- _AIM_: Gather every line of the material below that contains the string "elements", and list those lines.

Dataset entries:
================
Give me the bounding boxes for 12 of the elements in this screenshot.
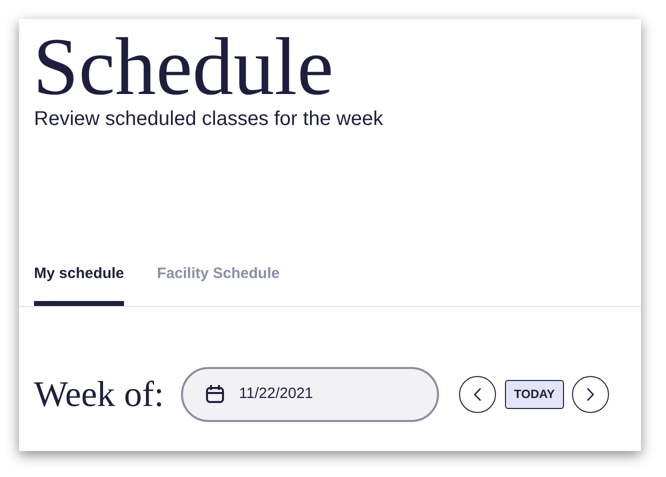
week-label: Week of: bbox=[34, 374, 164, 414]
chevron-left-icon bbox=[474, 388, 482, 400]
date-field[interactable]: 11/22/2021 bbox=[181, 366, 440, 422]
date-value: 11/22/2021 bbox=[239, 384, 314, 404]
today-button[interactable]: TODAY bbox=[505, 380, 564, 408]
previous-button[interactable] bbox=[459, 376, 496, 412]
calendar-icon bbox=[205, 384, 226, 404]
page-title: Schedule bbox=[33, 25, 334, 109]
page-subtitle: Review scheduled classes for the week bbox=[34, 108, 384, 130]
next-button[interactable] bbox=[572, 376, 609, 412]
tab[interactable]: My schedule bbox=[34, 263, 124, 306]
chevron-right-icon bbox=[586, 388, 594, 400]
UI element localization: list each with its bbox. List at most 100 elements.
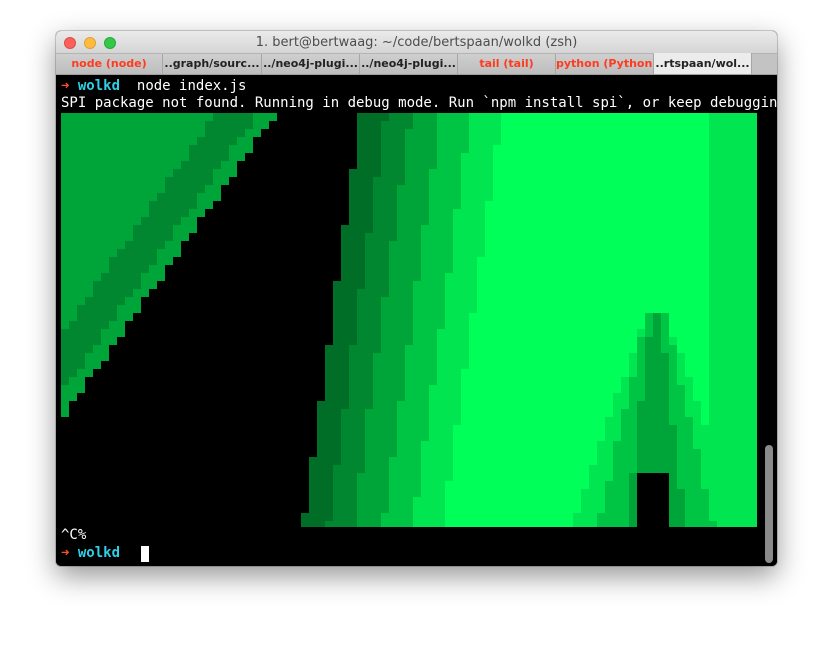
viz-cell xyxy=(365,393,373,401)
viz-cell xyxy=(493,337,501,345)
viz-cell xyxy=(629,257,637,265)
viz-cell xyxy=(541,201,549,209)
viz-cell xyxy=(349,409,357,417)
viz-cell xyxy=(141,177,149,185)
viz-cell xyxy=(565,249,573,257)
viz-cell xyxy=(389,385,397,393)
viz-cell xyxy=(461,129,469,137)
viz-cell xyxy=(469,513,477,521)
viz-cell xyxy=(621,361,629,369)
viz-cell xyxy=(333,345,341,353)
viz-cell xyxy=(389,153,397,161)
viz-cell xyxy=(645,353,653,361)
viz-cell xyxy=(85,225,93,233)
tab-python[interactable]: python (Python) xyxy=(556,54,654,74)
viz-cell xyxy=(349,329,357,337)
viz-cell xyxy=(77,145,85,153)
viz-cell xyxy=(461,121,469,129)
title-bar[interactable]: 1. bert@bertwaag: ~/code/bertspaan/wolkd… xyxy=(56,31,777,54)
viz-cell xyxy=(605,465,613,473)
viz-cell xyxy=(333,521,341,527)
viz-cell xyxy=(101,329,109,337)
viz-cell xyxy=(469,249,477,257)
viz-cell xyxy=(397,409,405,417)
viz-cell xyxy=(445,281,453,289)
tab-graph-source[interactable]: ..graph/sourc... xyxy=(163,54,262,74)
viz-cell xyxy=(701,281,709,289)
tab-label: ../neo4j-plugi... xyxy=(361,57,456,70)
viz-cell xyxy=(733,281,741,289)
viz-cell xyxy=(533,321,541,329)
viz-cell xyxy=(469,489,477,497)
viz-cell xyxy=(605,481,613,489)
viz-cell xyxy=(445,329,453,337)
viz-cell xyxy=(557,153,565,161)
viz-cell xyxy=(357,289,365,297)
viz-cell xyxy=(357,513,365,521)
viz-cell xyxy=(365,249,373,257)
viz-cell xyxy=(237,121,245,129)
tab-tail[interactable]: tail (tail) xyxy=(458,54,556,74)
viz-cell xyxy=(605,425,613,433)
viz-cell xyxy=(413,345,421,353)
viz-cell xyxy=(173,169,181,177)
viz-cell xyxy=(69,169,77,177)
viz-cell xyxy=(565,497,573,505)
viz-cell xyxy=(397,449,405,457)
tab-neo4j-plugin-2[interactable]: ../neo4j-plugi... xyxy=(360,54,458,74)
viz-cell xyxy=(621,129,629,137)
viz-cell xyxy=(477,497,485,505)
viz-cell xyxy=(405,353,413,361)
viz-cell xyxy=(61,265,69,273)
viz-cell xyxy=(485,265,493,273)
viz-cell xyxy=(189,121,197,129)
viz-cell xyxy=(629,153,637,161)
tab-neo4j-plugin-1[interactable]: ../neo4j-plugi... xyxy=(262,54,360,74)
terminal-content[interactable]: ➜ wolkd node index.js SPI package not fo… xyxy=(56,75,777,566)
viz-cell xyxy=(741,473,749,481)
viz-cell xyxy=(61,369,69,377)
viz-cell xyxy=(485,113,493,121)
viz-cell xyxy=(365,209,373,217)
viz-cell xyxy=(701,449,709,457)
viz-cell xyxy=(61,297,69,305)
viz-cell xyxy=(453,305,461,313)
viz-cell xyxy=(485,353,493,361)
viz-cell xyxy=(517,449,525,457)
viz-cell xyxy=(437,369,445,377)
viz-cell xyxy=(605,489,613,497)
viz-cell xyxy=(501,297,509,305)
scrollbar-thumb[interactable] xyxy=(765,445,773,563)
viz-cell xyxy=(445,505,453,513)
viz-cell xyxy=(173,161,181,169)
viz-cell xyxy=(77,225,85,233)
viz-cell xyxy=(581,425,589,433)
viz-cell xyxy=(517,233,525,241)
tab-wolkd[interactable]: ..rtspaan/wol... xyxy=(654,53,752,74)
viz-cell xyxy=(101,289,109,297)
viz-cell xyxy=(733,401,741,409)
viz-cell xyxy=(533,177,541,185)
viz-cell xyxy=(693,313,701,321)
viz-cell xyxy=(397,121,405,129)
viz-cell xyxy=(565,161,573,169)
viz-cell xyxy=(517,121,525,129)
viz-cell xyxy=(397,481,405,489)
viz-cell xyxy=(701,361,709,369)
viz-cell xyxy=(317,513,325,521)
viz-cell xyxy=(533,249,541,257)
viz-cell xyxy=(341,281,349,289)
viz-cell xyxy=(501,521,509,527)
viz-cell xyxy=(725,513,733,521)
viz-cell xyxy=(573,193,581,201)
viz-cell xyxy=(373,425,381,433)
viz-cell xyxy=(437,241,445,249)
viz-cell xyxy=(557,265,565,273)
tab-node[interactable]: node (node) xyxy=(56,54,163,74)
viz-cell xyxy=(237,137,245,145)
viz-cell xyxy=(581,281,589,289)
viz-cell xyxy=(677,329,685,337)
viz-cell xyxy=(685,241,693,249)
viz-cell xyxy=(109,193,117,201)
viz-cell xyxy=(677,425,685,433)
================
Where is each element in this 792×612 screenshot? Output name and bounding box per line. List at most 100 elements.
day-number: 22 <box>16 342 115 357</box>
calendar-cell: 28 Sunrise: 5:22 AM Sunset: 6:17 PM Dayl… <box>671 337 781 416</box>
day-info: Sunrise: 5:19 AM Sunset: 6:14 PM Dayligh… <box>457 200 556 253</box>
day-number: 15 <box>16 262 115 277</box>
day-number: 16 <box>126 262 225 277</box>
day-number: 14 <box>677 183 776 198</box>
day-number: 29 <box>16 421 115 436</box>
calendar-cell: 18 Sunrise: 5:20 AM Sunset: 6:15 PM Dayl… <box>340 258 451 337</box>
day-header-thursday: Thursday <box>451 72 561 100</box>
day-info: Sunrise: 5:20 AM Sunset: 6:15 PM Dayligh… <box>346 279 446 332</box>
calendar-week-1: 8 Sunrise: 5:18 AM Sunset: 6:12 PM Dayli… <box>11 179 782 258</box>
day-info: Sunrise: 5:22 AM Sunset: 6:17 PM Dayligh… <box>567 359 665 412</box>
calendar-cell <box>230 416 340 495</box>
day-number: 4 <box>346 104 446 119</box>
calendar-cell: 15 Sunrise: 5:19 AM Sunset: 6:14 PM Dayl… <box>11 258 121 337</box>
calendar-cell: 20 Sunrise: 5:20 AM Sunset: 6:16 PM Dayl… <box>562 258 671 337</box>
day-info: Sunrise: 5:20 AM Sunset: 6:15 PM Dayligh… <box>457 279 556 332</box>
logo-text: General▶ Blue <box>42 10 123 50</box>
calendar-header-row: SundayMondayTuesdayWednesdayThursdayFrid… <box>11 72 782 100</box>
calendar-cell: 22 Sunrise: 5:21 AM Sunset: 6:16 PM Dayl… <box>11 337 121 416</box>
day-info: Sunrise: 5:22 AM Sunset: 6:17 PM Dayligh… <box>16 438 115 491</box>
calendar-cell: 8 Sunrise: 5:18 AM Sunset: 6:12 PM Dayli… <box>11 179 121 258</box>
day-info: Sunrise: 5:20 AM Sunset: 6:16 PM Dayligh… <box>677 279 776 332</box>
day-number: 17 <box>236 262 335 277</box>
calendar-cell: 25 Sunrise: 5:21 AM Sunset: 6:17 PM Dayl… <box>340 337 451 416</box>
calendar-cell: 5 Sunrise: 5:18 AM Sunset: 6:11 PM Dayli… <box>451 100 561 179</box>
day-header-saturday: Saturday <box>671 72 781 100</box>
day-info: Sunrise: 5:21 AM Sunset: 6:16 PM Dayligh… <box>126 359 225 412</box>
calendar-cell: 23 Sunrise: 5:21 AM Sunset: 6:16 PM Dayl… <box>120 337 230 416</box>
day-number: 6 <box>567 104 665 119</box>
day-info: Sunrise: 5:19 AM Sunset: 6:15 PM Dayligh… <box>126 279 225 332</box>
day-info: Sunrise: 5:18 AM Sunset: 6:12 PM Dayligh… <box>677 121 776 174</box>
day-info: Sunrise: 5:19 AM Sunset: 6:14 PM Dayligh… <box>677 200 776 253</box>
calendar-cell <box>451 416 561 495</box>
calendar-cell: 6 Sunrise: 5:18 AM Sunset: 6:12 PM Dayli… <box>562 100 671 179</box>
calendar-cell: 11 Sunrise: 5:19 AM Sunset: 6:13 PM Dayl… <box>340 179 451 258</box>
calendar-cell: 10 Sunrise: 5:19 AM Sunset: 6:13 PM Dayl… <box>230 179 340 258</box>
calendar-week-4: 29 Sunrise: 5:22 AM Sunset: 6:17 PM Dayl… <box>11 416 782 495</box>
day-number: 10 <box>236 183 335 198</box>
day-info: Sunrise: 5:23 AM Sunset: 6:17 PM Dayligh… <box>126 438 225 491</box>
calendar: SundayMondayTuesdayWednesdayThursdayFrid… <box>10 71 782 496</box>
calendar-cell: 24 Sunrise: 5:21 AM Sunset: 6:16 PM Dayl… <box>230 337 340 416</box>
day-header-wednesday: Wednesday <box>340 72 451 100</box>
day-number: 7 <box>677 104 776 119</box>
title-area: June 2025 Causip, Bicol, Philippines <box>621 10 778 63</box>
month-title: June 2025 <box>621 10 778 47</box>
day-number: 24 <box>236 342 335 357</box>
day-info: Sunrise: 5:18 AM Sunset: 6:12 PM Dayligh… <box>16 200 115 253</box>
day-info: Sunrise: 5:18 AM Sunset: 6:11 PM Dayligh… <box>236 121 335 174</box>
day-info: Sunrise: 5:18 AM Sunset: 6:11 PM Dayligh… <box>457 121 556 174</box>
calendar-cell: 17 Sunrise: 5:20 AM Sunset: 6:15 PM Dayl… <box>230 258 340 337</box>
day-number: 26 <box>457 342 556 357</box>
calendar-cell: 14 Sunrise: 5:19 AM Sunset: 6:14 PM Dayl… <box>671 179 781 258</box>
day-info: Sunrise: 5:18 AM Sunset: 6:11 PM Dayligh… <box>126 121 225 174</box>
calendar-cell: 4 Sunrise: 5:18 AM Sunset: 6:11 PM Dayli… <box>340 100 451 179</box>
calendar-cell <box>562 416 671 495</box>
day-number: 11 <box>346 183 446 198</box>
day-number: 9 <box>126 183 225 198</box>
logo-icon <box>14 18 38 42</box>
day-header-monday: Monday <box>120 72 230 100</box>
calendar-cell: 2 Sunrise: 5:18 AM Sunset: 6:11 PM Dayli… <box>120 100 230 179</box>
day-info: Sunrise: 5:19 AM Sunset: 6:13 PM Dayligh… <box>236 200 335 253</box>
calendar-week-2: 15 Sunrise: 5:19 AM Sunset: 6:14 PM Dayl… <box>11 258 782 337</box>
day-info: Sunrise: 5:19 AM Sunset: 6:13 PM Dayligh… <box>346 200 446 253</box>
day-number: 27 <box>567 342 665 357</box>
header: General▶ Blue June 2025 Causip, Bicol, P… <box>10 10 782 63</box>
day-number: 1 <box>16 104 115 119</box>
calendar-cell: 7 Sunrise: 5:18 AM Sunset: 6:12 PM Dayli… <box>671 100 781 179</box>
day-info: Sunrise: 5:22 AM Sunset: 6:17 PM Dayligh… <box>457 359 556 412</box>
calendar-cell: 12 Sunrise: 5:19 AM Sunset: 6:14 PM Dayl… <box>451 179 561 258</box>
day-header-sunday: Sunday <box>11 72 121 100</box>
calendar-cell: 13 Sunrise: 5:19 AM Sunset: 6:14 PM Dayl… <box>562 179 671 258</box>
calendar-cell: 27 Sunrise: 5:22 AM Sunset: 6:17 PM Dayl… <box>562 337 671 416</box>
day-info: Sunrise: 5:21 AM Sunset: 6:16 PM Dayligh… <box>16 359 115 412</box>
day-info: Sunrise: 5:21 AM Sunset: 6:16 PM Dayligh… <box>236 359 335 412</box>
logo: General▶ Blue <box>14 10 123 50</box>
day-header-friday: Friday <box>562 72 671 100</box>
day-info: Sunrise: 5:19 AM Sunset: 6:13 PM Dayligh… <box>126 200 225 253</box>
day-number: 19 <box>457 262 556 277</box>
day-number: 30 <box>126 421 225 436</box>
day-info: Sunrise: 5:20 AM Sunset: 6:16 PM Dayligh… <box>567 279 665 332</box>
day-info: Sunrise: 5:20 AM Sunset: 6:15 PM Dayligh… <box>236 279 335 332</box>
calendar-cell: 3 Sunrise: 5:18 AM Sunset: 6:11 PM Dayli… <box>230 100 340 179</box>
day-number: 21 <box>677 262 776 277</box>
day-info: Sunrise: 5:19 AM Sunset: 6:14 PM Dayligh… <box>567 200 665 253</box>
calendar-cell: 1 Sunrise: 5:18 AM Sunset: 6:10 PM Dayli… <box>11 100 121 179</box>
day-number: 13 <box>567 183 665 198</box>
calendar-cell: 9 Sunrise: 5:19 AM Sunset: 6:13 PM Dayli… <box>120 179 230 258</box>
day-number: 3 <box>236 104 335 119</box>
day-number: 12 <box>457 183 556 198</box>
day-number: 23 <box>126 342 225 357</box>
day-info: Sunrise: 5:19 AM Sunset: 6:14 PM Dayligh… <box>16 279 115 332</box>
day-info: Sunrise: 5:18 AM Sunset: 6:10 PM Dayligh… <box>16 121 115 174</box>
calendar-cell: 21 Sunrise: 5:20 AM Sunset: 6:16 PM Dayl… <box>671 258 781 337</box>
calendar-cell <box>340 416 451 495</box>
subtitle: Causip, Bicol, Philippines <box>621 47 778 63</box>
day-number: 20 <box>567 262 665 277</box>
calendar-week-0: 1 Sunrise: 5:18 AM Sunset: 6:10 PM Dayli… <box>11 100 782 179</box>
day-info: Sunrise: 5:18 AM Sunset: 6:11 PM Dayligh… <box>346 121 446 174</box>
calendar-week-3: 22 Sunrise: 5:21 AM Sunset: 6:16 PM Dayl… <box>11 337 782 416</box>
================
- _SOLUTION_:
Give me the bounding boxes for 12 of the elements in this screenshot.
UI element localization: list each with its bbox. List at most 100 elements.
Where is each element in this 792×612 screenshot? Output name and bounding box per line. List at most 100 elements.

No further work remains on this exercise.